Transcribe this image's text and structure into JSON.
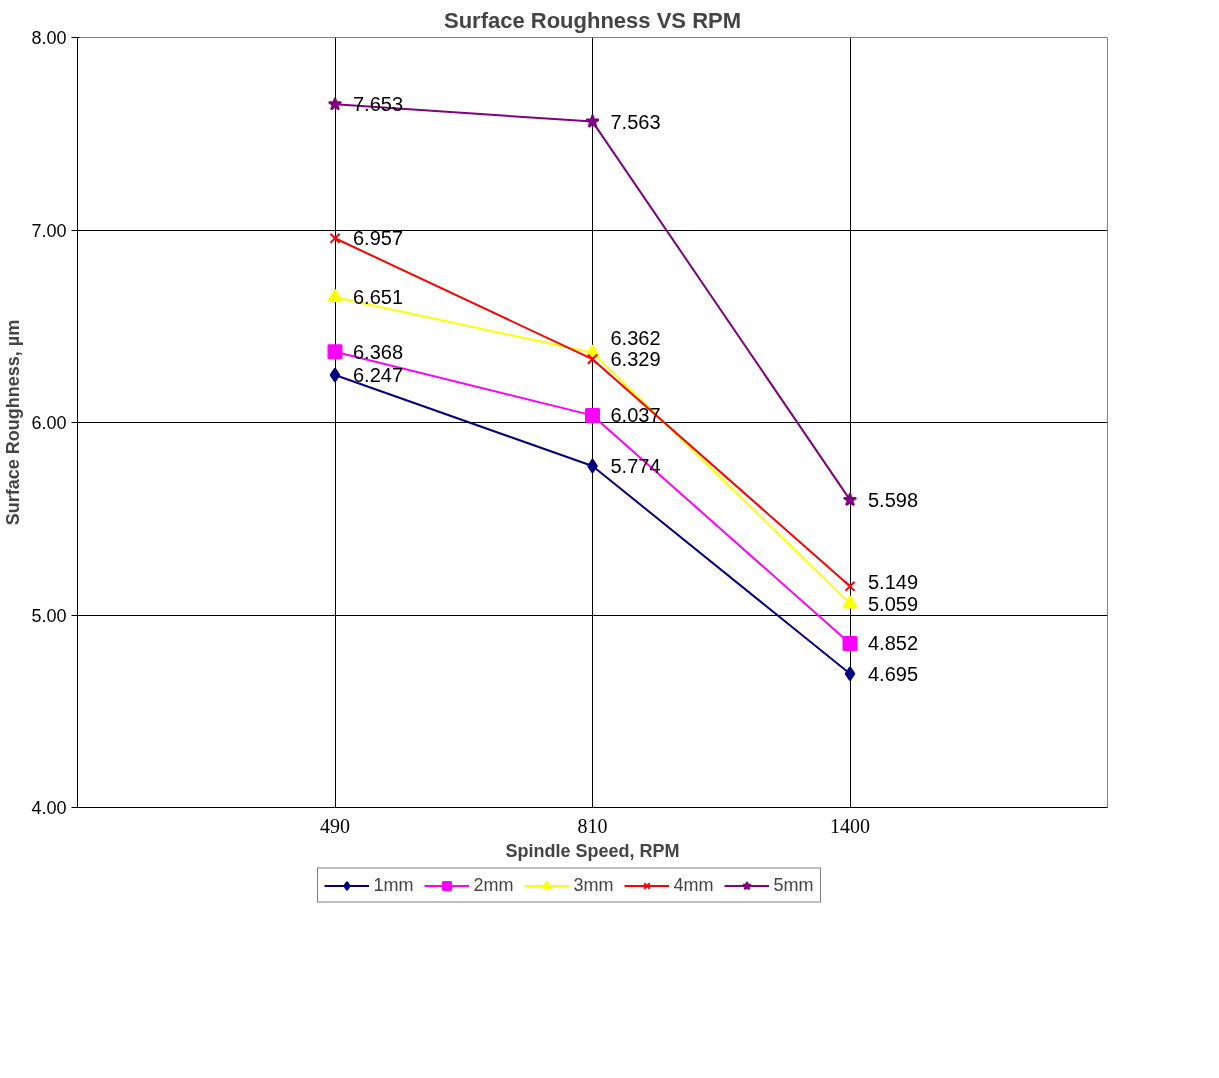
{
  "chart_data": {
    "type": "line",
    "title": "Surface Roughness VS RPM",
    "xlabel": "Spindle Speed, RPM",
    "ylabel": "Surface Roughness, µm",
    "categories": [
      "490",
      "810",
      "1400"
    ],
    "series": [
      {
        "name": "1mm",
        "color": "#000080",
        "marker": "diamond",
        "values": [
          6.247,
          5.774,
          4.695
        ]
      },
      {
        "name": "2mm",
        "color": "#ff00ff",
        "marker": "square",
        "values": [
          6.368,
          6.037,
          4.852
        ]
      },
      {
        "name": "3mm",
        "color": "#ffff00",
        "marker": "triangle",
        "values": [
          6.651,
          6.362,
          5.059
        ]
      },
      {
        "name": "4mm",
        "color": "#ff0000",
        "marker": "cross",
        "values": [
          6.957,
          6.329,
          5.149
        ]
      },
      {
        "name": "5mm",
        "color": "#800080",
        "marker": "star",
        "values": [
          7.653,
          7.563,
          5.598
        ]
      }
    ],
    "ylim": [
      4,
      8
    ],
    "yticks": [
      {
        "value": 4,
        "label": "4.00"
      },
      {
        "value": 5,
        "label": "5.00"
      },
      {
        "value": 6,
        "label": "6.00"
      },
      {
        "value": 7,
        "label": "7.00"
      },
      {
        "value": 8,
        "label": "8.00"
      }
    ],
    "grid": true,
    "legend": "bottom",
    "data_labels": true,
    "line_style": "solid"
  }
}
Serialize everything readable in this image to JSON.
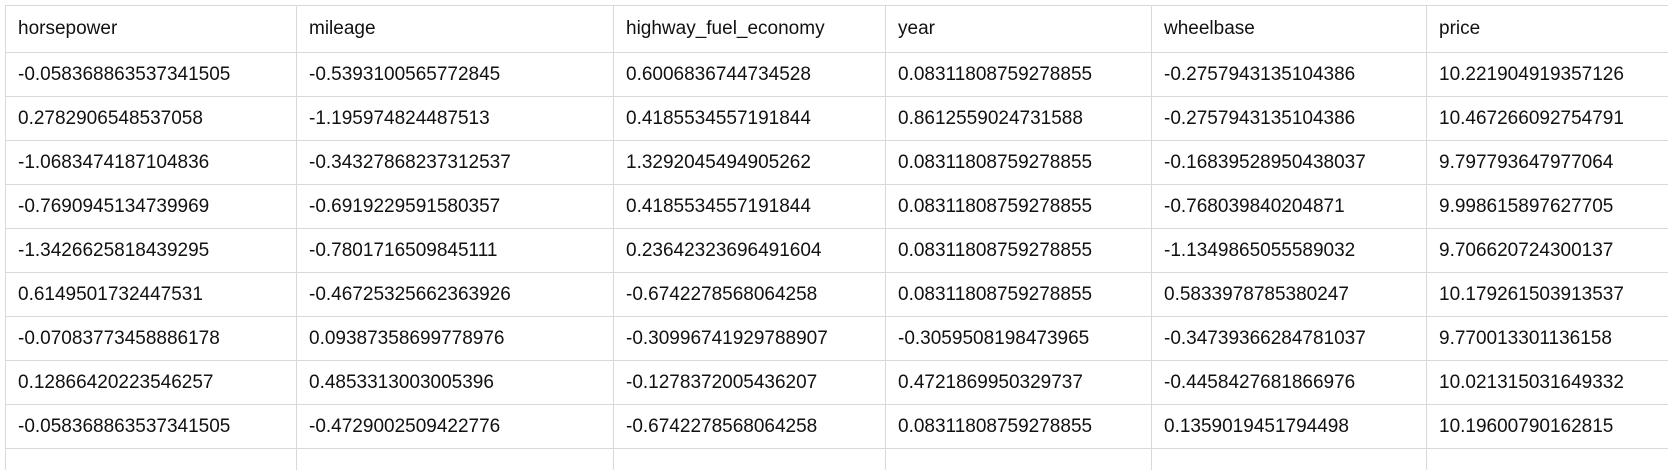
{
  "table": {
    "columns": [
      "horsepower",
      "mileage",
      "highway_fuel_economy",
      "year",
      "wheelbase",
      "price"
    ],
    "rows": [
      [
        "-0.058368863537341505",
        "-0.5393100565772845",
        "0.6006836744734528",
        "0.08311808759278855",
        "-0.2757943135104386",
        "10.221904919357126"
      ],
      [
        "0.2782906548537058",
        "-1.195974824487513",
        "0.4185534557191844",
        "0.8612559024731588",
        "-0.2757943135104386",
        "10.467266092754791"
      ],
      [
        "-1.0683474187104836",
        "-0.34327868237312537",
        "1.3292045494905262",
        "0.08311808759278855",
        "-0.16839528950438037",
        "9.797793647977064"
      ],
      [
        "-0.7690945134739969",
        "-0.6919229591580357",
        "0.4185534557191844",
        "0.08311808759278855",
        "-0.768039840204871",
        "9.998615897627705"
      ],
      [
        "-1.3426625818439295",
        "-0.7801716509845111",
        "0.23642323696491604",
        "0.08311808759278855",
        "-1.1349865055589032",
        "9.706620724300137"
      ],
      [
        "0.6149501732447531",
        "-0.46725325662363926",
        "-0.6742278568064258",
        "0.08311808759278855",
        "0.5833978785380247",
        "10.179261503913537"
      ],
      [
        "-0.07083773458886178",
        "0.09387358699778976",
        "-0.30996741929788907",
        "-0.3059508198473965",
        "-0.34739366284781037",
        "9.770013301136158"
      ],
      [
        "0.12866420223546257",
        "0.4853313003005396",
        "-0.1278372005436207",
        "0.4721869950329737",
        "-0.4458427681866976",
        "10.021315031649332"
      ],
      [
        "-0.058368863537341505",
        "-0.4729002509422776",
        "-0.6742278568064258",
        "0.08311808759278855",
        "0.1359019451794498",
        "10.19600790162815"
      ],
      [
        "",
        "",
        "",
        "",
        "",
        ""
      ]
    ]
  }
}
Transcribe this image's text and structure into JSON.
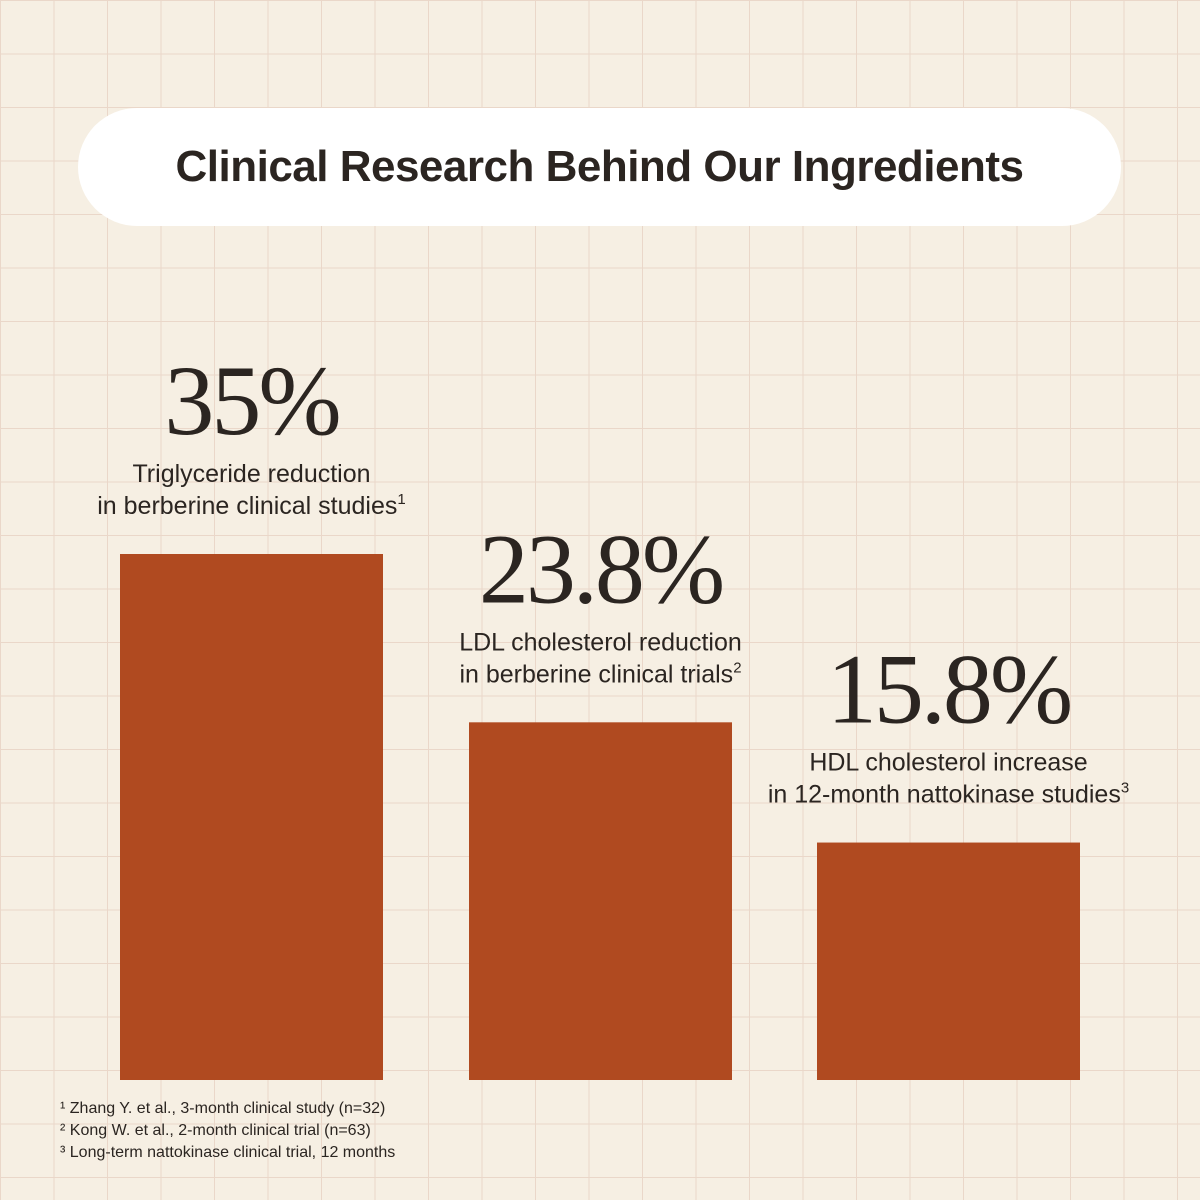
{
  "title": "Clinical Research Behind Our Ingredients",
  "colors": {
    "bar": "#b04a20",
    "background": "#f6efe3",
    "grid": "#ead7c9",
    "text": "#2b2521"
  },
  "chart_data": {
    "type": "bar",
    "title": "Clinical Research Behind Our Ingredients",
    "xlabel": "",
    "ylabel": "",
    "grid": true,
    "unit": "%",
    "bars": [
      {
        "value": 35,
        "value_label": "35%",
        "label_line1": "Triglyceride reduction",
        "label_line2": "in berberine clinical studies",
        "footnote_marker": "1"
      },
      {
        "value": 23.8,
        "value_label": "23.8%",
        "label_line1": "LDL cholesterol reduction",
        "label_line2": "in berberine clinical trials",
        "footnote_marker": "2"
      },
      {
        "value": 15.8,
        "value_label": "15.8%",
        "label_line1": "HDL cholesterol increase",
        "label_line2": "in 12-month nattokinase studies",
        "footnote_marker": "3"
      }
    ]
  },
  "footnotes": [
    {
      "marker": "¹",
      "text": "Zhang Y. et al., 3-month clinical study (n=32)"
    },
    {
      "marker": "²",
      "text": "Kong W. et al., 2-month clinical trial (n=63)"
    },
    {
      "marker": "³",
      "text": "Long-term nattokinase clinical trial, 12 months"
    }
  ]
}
■ ■ ■ ■
INSTRUCTION | Find each line in the records holding the string "text" and show it.

COMPLETE RESPONSE |
Transcribe this image's text and structure into JSON.
Transcribe this image's text and structure into JSON.
    "text": "#2b2521"
      "text": "Zhang Y. et al., 3-month clinical study (n=32)"
      "text": "Kong W. et al., 2-month clinical trial (n=63)"
      "text": "Long-term nattokinase clinical trial, 12 months"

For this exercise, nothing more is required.